Given data =
..............................

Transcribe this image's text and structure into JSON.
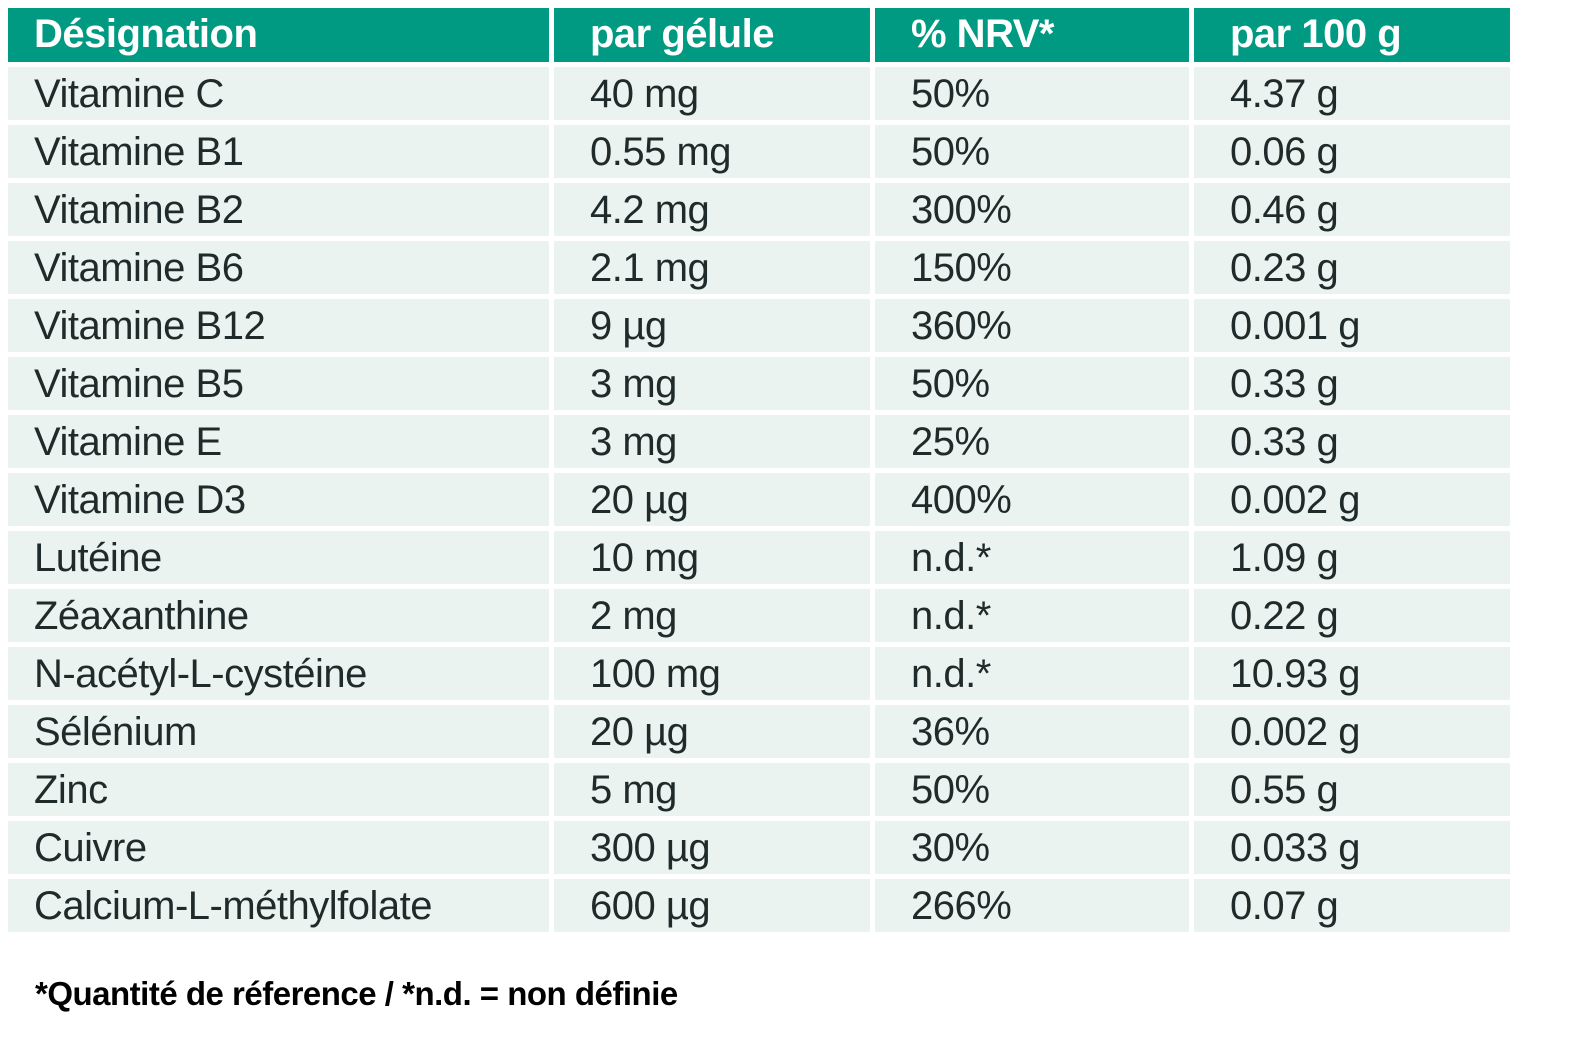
{
  "table": {
    "columns": [
      "Désignation",
      "par gélule",
      "% NRV*",
      "par 100 g"
    ],
    "rows": [
      [
        "Vitamine C",
        "40 mg",
        "50%",
        "4.37 g"
      ],
      [
        "Vitamine B1",
        "0.55 mg",
        "50%",
        "0.06 g"
      ],
      [
        "Vitamine B2",
        "4.2 mg",
        "300%",
        "0.46 g"
      ],
      [
        "Vitamine B6",
        "2.1 mg",
        "150%",
        "0.23 g"
      ],
      [
        "Vitamine B12",
        "9 µg",
        "360%",
        "0.001 g"
      ],
      [
        "Vitamine B5",
        "3 mg",
        "50%",
        "0.33 g"
      ],
      [
        "Vitamine E",
        "3 mg",
        "25%",
        "0.33 g"
      ],
      [
        "Vitamine D3",
        "20 µg",
        "400%",
        "0.002 g"
      ],
      [
        "Lutéine",
        "10 mg",
        "n.d.*",
        "1.09 g"
      ],
      [
        "Zéaxanthine",
        "2 mg",
        "n.d.*",
        "0.22 g"
      ],
      [
        "N-acétyl-L-cystéine",
        "100 mg",
        "n.d.*",
        "10.93 g"
      ],
      [
        "Sélénium",
        "20 µg",
        "36%",
        "0.002 g"
      ],
      [
        "Zinc",
        "5 mg",
        "50%",
        "0.55 g"
      ],
      [
        "Cuivre",
        "300 µg",
        "30%",
        "0.033 g"
      ],
      [
        "Calcium-L-méthylfolate",
        "600 µg",
        "266%",
        "0.07 g"
      ]
    ],
    "footnote": "*Quantité de réference / *n.d. = non définie"
  },
  "colors": {
    "header_bg": "#009A83",
    "header_text": "#FFFFFF",
    "row_bg": "#EBF3F1",
    "body_text": "#1F2B2A",
    "footnote_text": "#000000",
    "gridline": "#FFFFFF"
  }
}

..............................

Prompt =
From the listing above, print every entry precisely and drop the pictures.

Result for this task =
Transcribe this image's text and structure into JSON.
{
  "table": {
    "columns": [
      "Désignation",
      "par gélule",
      "% NRV*",
      "par 100 g"
    ],
    "rows": [
      [
        "Vitamine C",
        "40 mg",
        "50%",
        "4.37 g"
      ],
      [
        "Vitamine B1",
        "0.55 mg",
        "50%",
        "0.06 g"
      ],
      [
        "Vitamine B2",
        "4.2 mg",
        "300%",
        "0.46 g"
      ],
      [
        "Vitamine B6",
        "2.1 mg",
        "150%",
        "0.23 g"
      ],
      [
        "Vitamine B12",
        "9 µg",
        "360%",
        "0.001 g"
      ],
      [
        "Vitamine B5",
        "3 mg",
        "50%",
        "0.33 g"
      ],
      [
        "Vitamine E",
        "3 mg",
        "25%",
        "0.33 g"
      ],
      [
        "Vitamine D3",
        "20 µg",
        "400%",
        "0.002 g"
      ],
      [
        "Lutéine",
        "10 mg",
        "n.d.*",
        "1.09 g"
      ],
      [
        "Zéaxanthine",
        "2 mg",
        "n.d.*",
        "0.22 g"
      ],
      [
        "N-acétyl-L-cystéine",
        "100 mg",
        "n.d.*",
        "10.93 g"
      ],
      [
        "Sélénium",
        "20 µg",
        "36%",
        "0.002 g"
      ],
      [
        "Zinc",
        "5 mg",
        "50%",
        "0.55 g"
      ],
      [
        "Cuivre",
        "300 µg",
        "30%",
        "0.033 g"
      ],
      [
        "Calcium-L-méthylfolate",
        "600 µg",
        "266%",
        "0.07 g"
      ]
    ],
    "footnote": "*Quantité de réference / *n.d. = non définie"
  },
  "colors": {
    "header_bg": "#009A83",
    "header_text": "#FFFFFF",
    "row_bg": "#EBF3F1",
    "body_text": "#1F2B2A",
    "footnote_text": "#000000",
    "gridline": "#FFFFFF"
  }
}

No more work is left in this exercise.